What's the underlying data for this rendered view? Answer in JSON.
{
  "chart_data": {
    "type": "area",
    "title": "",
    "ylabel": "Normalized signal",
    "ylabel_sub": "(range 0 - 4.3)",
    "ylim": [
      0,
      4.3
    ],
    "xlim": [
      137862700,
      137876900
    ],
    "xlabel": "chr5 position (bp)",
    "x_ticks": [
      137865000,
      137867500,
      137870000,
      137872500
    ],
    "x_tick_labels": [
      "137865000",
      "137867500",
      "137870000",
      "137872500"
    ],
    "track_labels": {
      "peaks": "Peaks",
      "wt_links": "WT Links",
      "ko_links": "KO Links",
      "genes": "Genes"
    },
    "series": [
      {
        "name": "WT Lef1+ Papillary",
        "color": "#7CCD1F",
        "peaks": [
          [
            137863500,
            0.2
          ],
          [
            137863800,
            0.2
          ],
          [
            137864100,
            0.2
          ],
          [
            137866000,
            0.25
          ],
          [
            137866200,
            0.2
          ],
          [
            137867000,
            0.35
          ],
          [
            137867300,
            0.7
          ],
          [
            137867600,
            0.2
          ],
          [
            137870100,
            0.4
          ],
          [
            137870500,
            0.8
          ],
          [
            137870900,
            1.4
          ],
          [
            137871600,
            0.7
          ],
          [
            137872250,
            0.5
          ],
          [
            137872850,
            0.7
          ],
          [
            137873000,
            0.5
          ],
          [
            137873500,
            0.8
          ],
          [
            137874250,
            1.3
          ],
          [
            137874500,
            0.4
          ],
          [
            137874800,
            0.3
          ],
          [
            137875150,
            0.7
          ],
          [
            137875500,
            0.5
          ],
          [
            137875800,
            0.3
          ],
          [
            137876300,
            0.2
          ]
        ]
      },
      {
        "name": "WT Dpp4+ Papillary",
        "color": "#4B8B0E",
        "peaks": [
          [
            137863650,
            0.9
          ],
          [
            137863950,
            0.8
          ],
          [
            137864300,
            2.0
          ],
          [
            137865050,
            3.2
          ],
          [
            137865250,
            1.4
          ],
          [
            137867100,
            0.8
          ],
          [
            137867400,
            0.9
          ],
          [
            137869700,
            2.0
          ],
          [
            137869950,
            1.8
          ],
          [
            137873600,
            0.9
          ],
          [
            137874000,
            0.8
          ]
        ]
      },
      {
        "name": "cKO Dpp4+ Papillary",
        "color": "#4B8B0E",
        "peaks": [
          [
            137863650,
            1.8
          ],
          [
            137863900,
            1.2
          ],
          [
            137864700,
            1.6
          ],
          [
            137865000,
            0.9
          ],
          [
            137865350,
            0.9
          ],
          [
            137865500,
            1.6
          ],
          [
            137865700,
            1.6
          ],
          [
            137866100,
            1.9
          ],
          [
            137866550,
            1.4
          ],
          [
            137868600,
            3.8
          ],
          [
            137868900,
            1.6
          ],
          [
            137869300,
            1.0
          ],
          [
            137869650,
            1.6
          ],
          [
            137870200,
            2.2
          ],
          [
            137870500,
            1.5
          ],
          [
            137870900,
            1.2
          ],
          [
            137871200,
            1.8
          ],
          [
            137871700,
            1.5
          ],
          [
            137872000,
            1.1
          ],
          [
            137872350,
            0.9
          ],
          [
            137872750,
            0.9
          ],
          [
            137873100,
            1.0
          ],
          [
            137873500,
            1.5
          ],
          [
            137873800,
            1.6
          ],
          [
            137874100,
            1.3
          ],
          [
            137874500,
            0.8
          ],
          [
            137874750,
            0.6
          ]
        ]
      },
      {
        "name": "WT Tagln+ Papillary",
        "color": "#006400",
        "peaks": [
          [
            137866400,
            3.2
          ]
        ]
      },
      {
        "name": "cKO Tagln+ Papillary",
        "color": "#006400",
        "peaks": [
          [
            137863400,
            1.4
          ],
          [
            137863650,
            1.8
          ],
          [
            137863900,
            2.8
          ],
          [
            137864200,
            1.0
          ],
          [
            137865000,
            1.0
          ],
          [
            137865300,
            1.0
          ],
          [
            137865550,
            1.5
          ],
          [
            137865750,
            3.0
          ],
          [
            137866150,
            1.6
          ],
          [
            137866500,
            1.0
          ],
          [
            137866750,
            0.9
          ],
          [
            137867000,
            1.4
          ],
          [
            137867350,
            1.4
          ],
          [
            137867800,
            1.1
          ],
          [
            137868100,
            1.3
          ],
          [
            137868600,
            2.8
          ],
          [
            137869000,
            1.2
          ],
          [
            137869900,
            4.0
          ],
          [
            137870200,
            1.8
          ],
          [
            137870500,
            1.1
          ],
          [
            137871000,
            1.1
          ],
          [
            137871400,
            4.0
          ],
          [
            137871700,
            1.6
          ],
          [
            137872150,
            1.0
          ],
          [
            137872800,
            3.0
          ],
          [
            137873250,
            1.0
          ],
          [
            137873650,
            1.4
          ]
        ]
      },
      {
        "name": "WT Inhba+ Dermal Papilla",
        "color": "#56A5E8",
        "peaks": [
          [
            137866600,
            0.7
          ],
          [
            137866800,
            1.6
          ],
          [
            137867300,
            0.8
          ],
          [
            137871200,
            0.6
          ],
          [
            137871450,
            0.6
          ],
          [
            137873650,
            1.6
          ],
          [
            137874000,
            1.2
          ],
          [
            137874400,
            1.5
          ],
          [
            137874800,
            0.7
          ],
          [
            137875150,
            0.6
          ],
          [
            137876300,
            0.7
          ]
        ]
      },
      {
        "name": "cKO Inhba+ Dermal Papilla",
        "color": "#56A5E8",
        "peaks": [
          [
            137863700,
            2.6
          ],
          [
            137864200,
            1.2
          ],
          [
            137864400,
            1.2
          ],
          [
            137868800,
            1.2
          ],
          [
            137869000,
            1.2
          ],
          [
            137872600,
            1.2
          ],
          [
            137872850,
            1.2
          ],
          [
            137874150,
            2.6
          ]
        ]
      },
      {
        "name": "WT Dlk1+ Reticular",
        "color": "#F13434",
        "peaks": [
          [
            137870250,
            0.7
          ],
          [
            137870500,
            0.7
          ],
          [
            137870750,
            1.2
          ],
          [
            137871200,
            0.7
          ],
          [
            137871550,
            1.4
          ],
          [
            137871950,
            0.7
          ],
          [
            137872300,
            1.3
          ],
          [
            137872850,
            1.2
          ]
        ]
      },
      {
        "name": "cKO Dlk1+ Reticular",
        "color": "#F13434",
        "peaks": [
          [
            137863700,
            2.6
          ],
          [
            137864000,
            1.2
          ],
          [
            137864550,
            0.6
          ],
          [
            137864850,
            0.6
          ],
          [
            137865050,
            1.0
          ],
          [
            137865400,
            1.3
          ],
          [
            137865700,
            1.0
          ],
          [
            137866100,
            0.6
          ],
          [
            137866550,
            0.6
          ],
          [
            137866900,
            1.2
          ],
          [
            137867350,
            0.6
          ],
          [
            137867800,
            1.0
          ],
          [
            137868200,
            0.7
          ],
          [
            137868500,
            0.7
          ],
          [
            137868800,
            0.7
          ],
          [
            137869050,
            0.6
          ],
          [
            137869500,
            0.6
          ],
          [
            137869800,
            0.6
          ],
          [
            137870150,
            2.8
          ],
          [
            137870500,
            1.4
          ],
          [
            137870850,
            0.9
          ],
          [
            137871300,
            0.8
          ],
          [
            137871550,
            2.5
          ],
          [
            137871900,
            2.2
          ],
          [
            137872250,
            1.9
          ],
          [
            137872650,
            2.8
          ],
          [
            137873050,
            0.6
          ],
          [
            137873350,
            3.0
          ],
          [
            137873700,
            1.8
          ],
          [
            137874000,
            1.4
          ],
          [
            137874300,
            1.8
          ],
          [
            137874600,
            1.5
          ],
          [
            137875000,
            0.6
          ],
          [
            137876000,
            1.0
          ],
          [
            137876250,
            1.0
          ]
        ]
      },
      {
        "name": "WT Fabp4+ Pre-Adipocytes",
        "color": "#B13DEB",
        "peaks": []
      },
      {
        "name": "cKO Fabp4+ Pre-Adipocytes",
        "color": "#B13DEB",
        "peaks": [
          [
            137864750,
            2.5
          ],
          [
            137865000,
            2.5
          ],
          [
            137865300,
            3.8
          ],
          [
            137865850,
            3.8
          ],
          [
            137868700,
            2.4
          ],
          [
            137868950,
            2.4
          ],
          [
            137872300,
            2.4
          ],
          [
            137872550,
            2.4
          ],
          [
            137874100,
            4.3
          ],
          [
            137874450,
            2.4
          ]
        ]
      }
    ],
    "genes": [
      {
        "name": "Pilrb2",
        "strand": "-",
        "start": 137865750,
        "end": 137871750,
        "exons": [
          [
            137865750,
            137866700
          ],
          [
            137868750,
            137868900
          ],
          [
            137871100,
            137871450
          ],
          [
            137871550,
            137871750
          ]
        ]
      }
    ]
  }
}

ASSIGNMENT: For the material above, count the lines where the string "Reticular" appears and reply with the count only.

EXERCISE RESPONSE: 2